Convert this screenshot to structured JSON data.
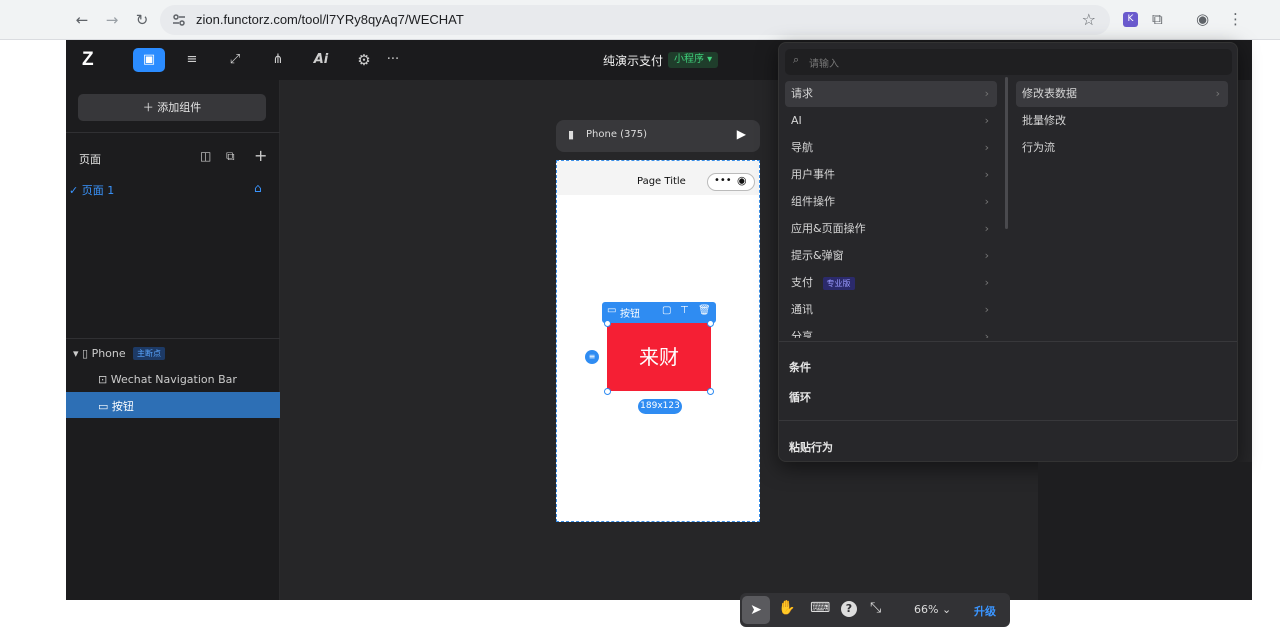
{
  "browser": {
    "url": "zion.functorz.com/tool/l7YRy8qyAq7/WECHAT",
    "back_icon": "←",
    "forward_icon": "→",
    "reload_icon": "↻"
  },
  "topbar": {
    "logo": "Z",
    "project_title": "纯演示支付",
    "platform_badge": "小程序",
    "ai_label": "Ai",
    "more_label": "···"
  },
  "left": {
    "add_component": "添加组件",
    "pages_title": "页面",
    "page1": "页面 1",
    "tree": {
      "phone": "Phone",
      "phone_badge": "主断点",
      "navbar": "Wechat Navigation Bar",
      "button": "按钮"
    }
  },
  "canvas": {
    "phone_label": "Phone (375)",
    "page_title": "Page Title",
    "button_toolbar_label": "按钮",
    "button_text": "来财",
    "dimensions": "189x123"
  },
  "bottom": {
    "zoom": "66%",
    "upgrade": "升级"
  },
  "menu": {
    "search_placeholder": "请输入",
    "items": [
      "请求",
      "AI",
      "导航",
      "用户事件",
      "组件操作",
      "应用&页面操作",
      "提示&弹窗",
      "支付",
      "通讯",
      "分享"
    ],
    "pay_badge": "专业版",
    "sub_items": [
      "修改表数据",
      "批量修改",
      "行为流"
    ],
    "condition": "条件",
    "loop": "循环",
    "paste": "粘贴行为"
  },
  "colors": {
    "accent": "#2b8cff",
    "button_red": "#f51f34",
    "badge_green": "#2a9d5c"
  }
}
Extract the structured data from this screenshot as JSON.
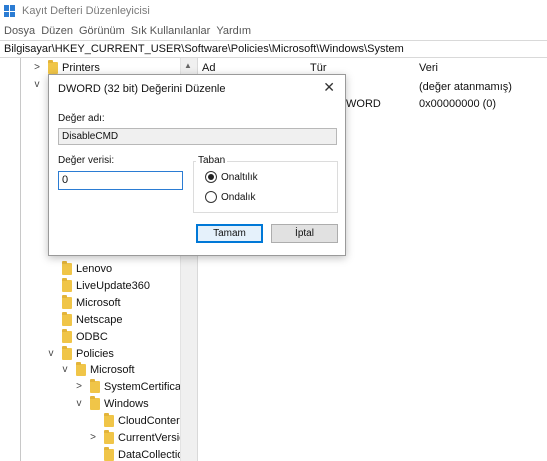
{
  "window": {
    "title": "Kayıt Defteri Düzenleyicisi",
    "icon": "registry-icon"
  },
  "menu": [
    "Dosya",
    "Düzen",
    "Görünüm",
    "Sık Kullanılanlar",
    "Yardım"
  ],
  "address": "Bilgisayar\\HKEY_CURRENT_USER\\Software\\Policies\\Microsoft\\Windows\\System",
  "tree": [
    {
      "label": "Printers",
      "expander": ">"
    },
    {
      "label": "",
      "expander": "v"
    },
    {
      "label": "Lenovo",
      "expander": ""
    },
    {
      "label": "LiveUpdate360",
      "expander": ""
    },
    {
      "label": "Microsoft",
      "expander": ""
    },
    {
      "label": "Netscape",
      "expander": ""
    },
    {
      "label": "ODBC",
      "expander": ""
    },
    {
      "label": "Policies",
      "expander": "v"
    },
    {
      "label": "Microsoft",
      "expander": "v"
    },
    {
      "label": "SystemCertificat",
      "expander": ">"
    },
    {
      "label": "Windows",
      "expander": "v"
    },
    {
      "label": "CloudConter",
      "expander": ""
    },
    {
      "label": "CurrentVersio",
      "expander": ">"
    },
    {
      "label": "DataCollectio",
      "expander": ""
    }
  ],
  "values_table": {
    "columns": [
      "Ad",
      "Tür",
      "Veri"
    ],
    "rows": [
      {
        "type": "",
        "data": "(değer atanmamış)"
      },
      {
        "type": "WORD",
        "data": "0x00000000 (0)"
      }
    ]
  },
  "dialog": {
    "title": "DWORD (32 bit) Değerini Düzenle",
    "close": "✕",
    "name_label": "Değer adı:",
    "name_value": "DisableCMD",
    "data_label": "Değer verisi:",
    "data_value": "0",
    "base_label": "Taban",
    "radio_hex": "Onaltılık",
    "radio_dec": "Ondalık",
    "base_selected": "hex",
    "ok": "Tamam",
    "cancel": "İptal"
  },
  "colors": {
    "accent": "#0078d7",
    "folder": "#f0c548"
  }
}
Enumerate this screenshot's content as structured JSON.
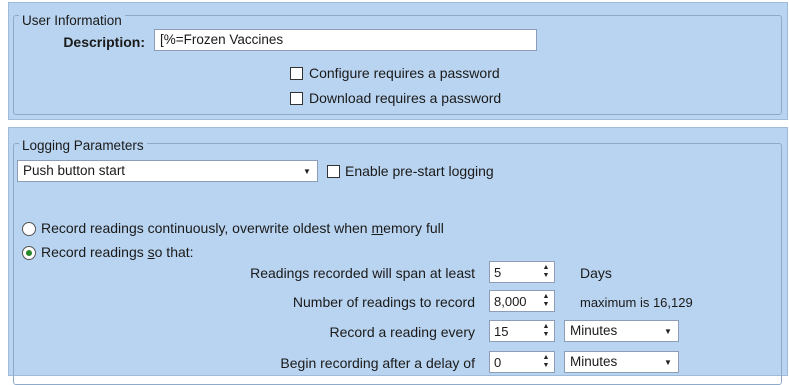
{
  "user_info": {
    "legend": "User Information",
    "description_label": "Description:",
    "description_value": "[%=Frozen Vaccines",
    "configure_pw_label": "Configure requires a password",
    "configure_pw_checked": false,
    "download_pw_label": "Download requires a password",
    "download_pw_checked": false
  },
  "logging": {
    "legend": "Logging Parameters",
    "start_mode": "Push button start",
    "prestart_label_a": "Enable pre-start lo",
    "prestart_label_u": "g",
    "prestart_label_b": "ging",
    "prestart_checked": false,
    "radio_continuous_a": "Record readings continuously, overwrite oldest when ",
    "radio_continuous_u": "m",
    "radio_continuous_b": "emory full",
    "radio_continuous_selected": false,
    "radio_so_that_a": "Record readings ",
    "radio_so_that_u": "s",
    "radio_so_that_b": "o that:",
    "radio_so_that_selected": true,
    "rows": {
      "span": {
        "label": "Readings recorded will span at least",
        "value": "5",
        "suffix": "Days"
      },
      "count": {
        "label": "Number of readings to record",
        "value": "8,000",
        "suffix": "maximum is 16,129"
      },
      "every": {
        "label": "Record a reading every",
        "value": "15",
        "unit": "Minutes"
      },
      "delay": {
        "label": "Begin recording after a delay of",
        "value": "0",
        "unit": "Minutes"
      }
    }
  }
}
※ ※ ※
Stated goal:
Find the word "this" in the entries, and copy every line it shows up in.

Complete answer:
Convert this screenshot to structured JSON data.
Extract the structured data from this screenshot as JSON.
Enumerate this screenshot's content as structured JSON.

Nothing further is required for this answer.